*Instructions to follow:*
Give back the full material, exactly as it reads.

(Data records)
__________

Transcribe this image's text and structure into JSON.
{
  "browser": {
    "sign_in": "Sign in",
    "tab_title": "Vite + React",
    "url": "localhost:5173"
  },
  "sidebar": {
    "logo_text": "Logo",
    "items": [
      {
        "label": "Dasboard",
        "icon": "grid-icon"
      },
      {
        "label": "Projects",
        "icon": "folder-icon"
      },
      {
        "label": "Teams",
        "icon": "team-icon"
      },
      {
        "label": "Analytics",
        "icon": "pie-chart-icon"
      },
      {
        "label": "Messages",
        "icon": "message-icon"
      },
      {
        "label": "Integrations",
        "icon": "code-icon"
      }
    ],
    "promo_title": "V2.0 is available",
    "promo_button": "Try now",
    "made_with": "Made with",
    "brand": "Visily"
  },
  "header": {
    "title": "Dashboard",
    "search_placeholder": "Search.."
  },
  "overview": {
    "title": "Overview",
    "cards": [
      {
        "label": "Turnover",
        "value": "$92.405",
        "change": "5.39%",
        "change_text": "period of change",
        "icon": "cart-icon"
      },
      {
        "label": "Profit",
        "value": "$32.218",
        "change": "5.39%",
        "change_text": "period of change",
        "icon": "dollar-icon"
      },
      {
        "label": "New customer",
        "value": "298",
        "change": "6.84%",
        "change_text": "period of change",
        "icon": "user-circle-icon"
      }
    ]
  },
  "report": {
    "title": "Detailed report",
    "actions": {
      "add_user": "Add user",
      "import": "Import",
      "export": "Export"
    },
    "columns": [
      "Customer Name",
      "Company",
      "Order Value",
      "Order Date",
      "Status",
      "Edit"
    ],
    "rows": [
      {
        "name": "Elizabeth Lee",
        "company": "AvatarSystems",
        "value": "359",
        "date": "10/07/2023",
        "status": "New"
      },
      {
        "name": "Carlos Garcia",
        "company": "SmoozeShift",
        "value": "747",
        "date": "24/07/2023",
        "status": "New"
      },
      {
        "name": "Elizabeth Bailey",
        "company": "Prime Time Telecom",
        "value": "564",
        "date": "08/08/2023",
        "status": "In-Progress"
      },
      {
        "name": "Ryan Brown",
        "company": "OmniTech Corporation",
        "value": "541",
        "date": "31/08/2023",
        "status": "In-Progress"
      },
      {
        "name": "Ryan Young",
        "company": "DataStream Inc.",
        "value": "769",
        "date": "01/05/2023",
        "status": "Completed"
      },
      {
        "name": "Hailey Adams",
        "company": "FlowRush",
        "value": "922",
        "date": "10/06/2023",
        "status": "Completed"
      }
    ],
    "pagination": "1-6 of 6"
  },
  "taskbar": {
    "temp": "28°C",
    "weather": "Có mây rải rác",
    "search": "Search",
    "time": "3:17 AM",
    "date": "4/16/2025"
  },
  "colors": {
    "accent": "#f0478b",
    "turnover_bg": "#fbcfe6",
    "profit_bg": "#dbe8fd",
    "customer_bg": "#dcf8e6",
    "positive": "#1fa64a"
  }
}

__________

*Solution to this task:*
Transcribe this image's text and structure into JSON.
{
  "browser": {
    "sign_in": "Sign in",
    "tab_title": "Vite + React",
    "url": "localhost:5173"
  },
  "sidebar": {
    "logo_text": "Logo",
    "items": [
      {
        "label": "Dasboard",
        "icon": "grid-icon"
      },
      {
        "label": "Projects",
        "icon": "folder-icon"
      },
      {
        "label": "Teams",
        "icon": "team-icon"
      },
      {
        "label": "Analytics",
        "icon": "pie-chart-icon"
      },
      {
        "label": "Messages",
        "icon": "message-icon"
      },
      {
        "label": "Integrations",
        "icon": "code-icon"
      }
    ],
    "promo_title": "V2.0 is available",
    "promo_button": "Try now",
    "made_with": "Made with",
    "brand": "Visily"
  },
  "header": {
    "title": "Dashboard",
    "search_placeholder": "Search.."
  },
  "overview": {
    "title": "Overview",
    "cards": [
      {
        "label": "Turnover",
        "value": "$92.405",
        "change": "5.39%",
        "change_text": "period of change",
        "icon": "cart-icon"
      },
      {
        "label": "Profit",
        "value": "$32.218",
        "change": "5.39%",
        "change_text": "period of change",
        "icon": "dollar-icon"
      },
      {
        "label": "New customer",
        "value": "298",
        "change": "6.84%",
        "change_text": "period of change",
        "icon": "user-circle-icon"
      }
    ]
  },
  "report": {
    "title": "Detailed report",
    "actions": {
      "add_user": "Add user",
      "import": "Import",
      "export": "Export"
    },
    "columns": [
      "Customer Name",
      "Company",
      "Order Value",
      "Order Date",
      "Status",
      "Edit"
    ],
    "rows": [
      {
        "name": "Elizabeth Lee",
        "company": "AvatarSystems",
        "value": "359",
        "date": "10/07/2023",
        "status": "New"
      },
      {
        "name": "Carlos Garcia",
        "company": "SmoozeShift",
        "value": "747",
        "date": "24/07/2023",
        "status": "New"
      },
      {
        "name": "Elizabeth Bailey",
        "company": "Prime Time Telecom",
        "value": "564",
        "date": "08/08/2023",
        "status": "In-Progress"
      },
      {
        "name": "Ryan Brown",
        "company": "OmniTech Corporation",
        "value": "541",
        "date": "31/08/2023",
        "status": "In-Progress"
      },
      {
        "name": "Ryan Young",
        "company": "DataStream Inc.",
        "value": "769",
        "date": "01/05/2023",
        "status": "Completed"
      },
      {
        "name": "Hailey Adams",
        "company": "FlowRush",
        "value": "922",
        "date": "10/06/2023",
        "status": "Completed"
      }
    ],
    "pagination": "1-6 of 6"
  },
  "taskbar": {
    "temp": "28°C",
    "weather": "Có mây rải rác",
    "search": "Search",
    "time": "3:17 AM",
    "date": "4/16/2025"
  },
  "colors": {
    "accent": "#f0478b",
    "turnover_bg": "#fbcfe6",
    "profit_bg": "#dbe8fd",
    "customer_bg": "#dcf8e6",
    "positive": "#1fa64a"
  }
}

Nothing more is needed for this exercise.